Collected data entries:
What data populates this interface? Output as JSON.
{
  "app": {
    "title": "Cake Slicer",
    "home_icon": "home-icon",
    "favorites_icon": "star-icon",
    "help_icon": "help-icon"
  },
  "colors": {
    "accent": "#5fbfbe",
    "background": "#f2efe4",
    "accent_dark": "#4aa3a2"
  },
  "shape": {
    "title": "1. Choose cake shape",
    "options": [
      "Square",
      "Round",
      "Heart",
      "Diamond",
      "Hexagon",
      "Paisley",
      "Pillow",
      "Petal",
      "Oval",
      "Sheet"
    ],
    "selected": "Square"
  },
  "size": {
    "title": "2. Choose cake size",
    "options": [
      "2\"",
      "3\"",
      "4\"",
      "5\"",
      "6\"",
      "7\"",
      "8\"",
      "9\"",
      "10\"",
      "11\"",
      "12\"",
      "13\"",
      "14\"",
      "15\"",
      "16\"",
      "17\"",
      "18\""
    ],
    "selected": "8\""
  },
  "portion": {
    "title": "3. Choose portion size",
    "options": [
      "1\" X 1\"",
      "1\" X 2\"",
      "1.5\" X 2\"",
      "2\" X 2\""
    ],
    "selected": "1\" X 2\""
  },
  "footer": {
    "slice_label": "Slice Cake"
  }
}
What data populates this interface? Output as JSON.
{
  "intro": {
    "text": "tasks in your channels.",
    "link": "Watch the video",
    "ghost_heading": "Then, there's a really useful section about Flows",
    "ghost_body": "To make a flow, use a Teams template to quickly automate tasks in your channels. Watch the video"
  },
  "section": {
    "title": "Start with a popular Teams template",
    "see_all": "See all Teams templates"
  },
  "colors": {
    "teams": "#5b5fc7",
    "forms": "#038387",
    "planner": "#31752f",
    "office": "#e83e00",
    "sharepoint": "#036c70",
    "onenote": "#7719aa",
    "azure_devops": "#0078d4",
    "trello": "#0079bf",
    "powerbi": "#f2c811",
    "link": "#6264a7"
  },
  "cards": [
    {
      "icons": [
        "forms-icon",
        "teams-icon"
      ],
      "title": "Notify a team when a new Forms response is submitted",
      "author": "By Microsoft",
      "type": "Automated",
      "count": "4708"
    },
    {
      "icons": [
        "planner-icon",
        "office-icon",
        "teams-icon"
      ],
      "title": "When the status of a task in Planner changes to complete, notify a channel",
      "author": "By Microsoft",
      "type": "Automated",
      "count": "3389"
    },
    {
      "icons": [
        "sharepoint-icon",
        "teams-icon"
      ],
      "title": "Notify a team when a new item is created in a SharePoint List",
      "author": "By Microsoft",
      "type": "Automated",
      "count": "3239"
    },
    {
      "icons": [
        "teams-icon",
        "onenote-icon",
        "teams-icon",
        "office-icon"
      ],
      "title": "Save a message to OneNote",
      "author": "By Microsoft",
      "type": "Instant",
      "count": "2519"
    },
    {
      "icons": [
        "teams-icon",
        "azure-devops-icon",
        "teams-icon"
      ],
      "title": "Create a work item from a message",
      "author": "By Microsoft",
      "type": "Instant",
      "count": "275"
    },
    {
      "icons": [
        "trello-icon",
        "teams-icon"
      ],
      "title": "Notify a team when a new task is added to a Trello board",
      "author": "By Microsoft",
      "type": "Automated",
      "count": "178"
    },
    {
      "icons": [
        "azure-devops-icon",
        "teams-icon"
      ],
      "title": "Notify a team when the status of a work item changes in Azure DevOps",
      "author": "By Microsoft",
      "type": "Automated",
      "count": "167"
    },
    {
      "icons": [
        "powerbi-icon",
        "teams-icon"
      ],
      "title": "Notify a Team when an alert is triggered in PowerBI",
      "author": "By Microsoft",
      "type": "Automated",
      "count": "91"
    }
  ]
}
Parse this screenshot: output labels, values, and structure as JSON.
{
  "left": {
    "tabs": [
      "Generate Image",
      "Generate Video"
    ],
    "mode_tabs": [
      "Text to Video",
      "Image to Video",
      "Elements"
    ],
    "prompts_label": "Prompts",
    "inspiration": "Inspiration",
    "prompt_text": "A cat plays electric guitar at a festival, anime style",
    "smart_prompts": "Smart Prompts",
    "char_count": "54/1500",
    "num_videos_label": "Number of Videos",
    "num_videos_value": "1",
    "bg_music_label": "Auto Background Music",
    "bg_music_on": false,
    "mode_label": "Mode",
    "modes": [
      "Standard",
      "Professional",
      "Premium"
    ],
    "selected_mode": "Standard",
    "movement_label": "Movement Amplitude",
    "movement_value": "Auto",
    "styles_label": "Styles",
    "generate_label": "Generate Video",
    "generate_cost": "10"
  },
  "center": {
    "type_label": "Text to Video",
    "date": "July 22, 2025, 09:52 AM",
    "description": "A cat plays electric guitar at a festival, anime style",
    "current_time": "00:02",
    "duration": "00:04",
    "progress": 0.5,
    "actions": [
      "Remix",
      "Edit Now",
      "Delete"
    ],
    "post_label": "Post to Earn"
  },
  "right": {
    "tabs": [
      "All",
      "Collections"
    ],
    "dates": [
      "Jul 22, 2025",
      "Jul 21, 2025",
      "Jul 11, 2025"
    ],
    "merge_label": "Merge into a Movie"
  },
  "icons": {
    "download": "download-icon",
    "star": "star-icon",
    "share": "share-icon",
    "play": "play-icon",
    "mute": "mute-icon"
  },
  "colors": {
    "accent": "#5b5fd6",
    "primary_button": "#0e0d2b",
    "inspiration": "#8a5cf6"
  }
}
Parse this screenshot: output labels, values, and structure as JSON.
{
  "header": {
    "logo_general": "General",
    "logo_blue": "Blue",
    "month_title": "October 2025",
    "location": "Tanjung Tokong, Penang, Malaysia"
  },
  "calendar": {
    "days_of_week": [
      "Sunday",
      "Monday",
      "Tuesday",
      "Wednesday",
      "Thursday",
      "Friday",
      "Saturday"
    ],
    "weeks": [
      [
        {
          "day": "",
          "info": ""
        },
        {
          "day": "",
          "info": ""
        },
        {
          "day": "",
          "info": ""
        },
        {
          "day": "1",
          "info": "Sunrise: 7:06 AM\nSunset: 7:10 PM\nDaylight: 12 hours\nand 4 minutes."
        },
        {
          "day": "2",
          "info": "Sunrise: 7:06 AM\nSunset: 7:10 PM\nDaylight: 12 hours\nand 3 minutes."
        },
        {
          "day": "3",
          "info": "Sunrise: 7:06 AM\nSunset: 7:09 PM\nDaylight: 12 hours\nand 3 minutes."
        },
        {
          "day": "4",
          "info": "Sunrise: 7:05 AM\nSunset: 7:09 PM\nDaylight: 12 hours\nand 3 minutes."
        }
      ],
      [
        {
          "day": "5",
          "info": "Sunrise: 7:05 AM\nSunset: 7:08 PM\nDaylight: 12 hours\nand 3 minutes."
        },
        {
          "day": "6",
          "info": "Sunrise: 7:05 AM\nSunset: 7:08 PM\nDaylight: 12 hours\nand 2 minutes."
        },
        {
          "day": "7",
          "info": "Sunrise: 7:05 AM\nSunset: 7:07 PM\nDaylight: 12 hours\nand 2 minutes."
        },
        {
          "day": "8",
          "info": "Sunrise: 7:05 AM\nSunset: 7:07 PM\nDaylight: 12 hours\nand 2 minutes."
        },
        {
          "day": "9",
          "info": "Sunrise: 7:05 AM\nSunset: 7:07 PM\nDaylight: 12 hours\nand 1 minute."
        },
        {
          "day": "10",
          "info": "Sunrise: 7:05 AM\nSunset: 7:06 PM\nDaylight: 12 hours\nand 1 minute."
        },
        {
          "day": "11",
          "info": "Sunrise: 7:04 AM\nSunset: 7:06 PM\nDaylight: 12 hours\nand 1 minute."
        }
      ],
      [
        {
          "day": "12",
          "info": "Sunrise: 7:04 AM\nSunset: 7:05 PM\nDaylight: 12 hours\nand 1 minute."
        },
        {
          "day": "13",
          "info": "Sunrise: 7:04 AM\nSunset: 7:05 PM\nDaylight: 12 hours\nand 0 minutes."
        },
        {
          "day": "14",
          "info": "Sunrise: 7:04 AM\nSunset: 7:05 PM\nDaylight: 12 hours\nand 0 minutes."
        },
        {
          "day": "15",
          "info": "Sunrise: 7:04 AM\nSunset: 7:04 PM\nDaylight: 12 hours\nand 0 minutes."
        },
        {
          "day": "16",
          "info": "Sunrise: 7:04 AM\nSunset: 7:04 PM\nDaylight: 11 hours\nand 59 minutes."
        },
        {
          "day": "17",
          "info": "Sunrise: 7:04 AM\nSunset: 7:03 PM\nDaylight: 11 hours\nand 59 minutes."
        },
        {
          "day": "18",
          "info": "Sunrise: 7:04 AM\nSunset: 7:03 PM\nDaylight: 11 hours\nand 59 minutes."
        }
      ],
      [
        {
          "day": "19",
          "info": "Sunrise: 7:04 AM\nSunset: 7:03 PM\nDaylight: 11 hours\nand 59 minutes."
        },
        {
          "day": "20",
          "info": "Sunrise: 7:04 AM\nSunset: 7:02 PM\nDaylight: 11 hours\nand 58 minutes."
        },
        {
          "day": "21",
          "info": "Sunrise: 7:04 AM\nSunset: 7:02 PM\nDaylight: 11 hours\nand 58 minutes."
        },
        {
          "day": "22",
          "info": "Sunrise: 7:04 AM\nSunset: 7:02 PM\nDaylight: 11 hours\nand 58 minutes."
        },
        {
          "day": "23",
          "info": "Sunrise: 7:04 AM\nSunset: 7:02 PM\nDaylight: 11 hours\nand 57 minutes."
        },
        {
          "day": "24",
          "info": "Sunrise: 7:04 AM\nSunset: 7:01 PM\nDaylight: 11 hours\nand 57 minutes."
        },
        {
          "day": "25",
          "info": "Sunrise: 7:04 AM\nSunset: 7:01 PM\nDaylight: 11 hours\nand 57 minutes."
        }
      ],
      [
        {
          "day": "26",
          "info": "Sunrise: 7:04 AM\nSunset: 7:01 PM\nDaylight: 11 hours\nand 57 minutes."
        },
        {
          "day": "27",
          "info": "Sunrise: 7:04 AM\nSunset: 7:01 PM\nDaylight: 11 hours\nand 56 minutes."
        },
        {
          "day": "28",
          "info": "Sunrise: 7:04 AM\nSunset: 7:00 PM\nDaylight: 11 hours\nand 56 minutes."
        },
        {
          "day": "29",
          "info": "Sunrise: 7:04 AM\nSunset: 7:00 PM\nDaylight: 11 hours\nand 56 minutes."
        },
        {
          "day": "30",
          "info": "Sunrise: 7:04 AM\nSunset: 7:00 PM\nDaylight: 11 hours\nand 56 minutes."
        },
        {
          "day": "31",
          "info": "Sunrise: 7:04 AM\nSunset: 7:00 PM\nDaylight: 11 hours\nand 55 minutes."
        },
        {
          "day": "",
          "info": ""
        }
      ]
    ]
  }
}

Work to do: Which lines of the data above contain "festival"? Copy each one.

Result for this exercise:
    "prompt_text": "A cat plays electric guitar at a festival, anime style",
    "description": "A cat plays electric guitar at a festival, anime style",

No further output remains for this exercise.